= THE RECORDS =

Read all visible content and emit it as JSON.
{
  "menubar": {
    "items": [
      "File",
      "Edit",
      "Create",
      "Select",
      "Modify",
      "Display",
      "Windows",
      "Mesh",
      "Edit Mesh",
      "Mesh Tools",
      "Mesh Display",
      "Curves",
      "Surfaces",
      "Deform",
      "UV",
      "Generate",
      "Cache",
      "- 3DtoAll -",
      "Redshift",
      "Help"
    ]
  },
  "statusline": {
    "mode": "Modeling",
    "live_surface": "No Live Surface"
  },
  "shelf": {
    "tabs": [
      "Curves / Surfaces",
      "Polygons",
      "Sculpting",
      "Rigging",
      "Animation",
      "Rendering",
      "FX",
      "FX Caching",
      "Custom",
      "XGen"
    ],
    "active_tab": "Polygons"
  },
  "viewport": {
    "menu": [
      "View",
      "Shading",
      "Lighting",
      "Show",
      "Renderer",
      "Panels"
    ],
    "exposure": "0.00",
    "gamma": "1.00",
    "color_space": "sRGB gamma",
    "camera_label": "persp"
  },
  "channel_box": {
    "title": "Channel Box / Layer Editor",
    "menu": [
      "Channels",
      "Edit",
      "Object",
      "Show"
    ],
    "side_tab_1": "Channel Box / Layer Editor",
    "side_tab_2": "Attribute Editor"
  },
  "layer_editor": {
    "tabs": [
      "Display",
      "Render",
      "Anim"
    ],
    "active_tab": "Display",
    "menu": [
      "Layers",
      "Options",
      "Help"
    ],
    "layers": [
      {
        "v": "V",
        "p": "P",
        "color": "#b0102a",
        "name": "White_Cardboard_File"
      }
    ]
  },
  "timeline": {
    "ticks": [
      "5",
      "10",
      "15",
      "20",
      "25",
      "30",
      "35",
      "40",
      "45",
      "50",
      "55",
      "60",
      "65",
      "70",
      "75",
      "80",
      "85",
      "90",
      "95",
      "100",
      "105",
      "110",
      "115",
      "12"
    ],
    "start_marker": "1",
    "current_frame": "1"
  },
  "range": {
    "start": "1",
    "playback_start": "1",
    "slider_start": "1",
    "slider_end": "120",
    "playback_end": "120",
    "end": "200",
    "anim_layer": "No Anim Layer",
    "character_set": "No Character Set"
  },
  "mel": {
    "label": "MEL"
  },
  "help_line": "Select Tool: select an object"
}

= TASK GOAL =
Restate the listing in full, word for word.

= RESPONSE TO THIS EXERCISE =
Read all visible content and emit it as JSON.
{
  "menubar": {
    "items": [
      "File",
      "Edit",
      "Create",
      "Select",
      "Modify",
      "Display",
      "Windows",
      "Mesh",
      "Edit Mesh",
      "Mesh Tools",
      "Mesh Display",
      "Curves",
      "Surfaces",
      "Deform",
      "UV",
      "Generate",
      "Cache",
      "- 3DtoAll -",
      "Redshift",
      "Help"
    ]
  },
  "statusline": {
    "mode": "Modeling",
    "live_surface": "No Live Surface"
  },
  "shelf": {
    "tabs": [
      "Curves / Surfaces",
      "Polygons",
      "Sculpting",
      "Rigging",
      "Animation",
      "Rendering",
      "FX",
      "FX Caching",
      "Custom",
      "XGen"
    ],
    "active_tab": "Polygons"
  },
  "viewport": {
    "menu": [
      "View",
      "Shading",
      "Lighting",
      "Show",
      "Renderer",
      "Panels"
    ],
    "exposure": "0.00",
    "gamma": "1.00",
    "color_space": "sRGB gamma",
    "camera_label": "persp"
  },
  "channel_box": {
    "title": "Channel Box / Layer Editor",
    "menu": [
      "Channels",
      "Edit",
      "Object",
      "Show"
    ],
    "side_tab_1": "Channel Box / Layer Editor",
    "side_tab_2": "Attribute Editor"
  },
  "layer_editor": {
    "tabs": [
      "Display",
      "Render",
      "Anim"
    ],
    "active_tab": "Display",
    "menu": [
      "Layers",
      "Options",
      "Help"
    ],
    "layers": [
      {
        "v": "V",
        "p": "P",
        "color": "#b0102a",
        "name": "White_Cardboard_File"
      }
    ]
  },
  "timeline": {
    "ticks": [
      "5",
      "10",
      "15",
      "20",
      "25",
      "30",
      "35",
      "40",
      "45",
      "50",
      "55",
      "60",
      "65",
      "70",
      "75",
      "80",
      "85",
      "90",
      "95",
      "100",
      "105",
      "110",
      "115",
      "12"
    ],
    "start_marker": "1",
    "current_frame": "1"
  },
  "range": {
    "start": "1",
    "playback_start": "1",
    "slider_start": "1",
    "slider_end": "120",
    "playback_end": "120",
    "end": "200",
    "anim_layer": "No Anim Layer",
    "character_set": "No Character Set"
  },
  "mel": {
    "label": "MEL"
  },
  "help_line": "Select Tool: select an object"
}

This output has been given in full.